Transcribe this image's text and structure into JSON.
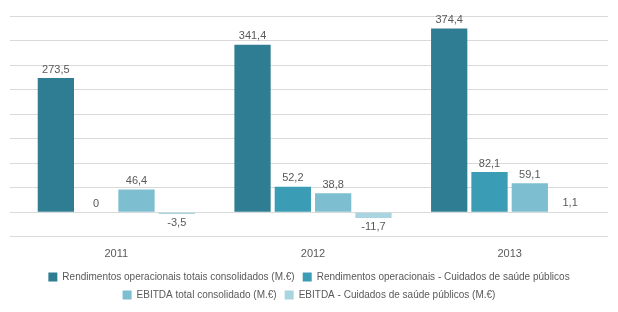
{
  "chart_data": {
    "type": "bar",
    "categories": [
      "2011",
      "2012",
      "2013"
    ],
    "series": [
      {
        "name": "Rendimentos operacionais totais consolidados (M.€)",
        "color": "#2f7d92",
        "values": [
          273.5,
          341.4,
          374.4
        ],
        "value_labels": [
          "273,5",
          "341,4",
          "374,4"
        ]
      },
      {
        "name": "Rendimentos operacionais - Cuidados de saúde públicos",
        "color": "#3a9db5",
        "values": [
          0,
          52.2,
          82.1
        ],
        "value_labels": [
          "0",
          "52,2",
          "82,1"
        ]
      },
      {
        "name": "EBITDA total consolidado (M.€)",
        "color": "#7dbfd0",
        "values": [
          46.4,
          38.8,
          59.1
        ],
        "value_labels": [
          "46,4",
          "38,8",
          "59,1"
        ]
      },
      {
        "name": "EBITDA - Cuidados de saúde públicos (M.€)",
        "color": "#a9d5e1",
        "values": [
          -3.5,
          -11.7,
          1.1
        ],
        "value_labels": [
          "-3,5",
          "-11,7",
          "1,1"
        ]
      }
    ],
    "ylim": [
      -50,
      400
    ],
    "yticks": [
      -50,
      0,
      50,
      100,
      150,
      200,
      250,
      300,
      350,
      400
    ],
    "grid": true,
    "legend": "bottom",
    "data_labels": true,
    "tick_labels": "x"
  }
}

——————

What is required => Restate the data above word for word. Skip every picture.

Solved problem =>
Transcribe this image's text and structure into JSON.
{
  "chart_data": {
    "type": "bar",
    "categories": [
      "2011",
      "2012",
      "2013"
    ],
    "series": [
      {
        "name": "Rendimentos operacionais totais consolidados (M.€)",
        "color": "#2f7d92",
        "values": [
          273.5,
          341.4,
          374.4
        ],
        "value_labels": [
          "273,5",
          "341,4",
          "374,4"
        ]
      },
      {
        "name": "Rendimentos operacionais - Cuidados de saúde públicos",
        "color": "#3a9db5",
        "values": [
          0,
          52.2,
          82.1
        ],
        "value_labels": [
          "0",
          "52,2",
          "82,1"
        ]
      },
      {
        "name": "EBITDA total consolidado (M.€)",
        "color": "#7dbfd0",
        "values": [
          46.4,
          38.8,
          59.1
        ],
        "value_labels": [
          "46,4",
          "38,8",
          "59,1"
        ]
      },
      {
        "name": "EBITDA - Cuidados de saúde públicos (M.€)",
        "color": "#a9d5e1",
        "values": [
          -3.5,
          -11.7,
          1.1
        ],
        "value_labels": [
          "-3,5",
          "-11,7",
          "1,1"
        ]
      }
    ],
    "ylim": [
      -50,
      400
    ],
    "yticks": [
      -50,
      0,
      50,
      100,
      150,
      200,
      250,
      300,
      350,
      400
    ],
    "grid": true,
    "legend": "bottom",
    "data_labels": true,
    "tick_labels": "x"
  }
}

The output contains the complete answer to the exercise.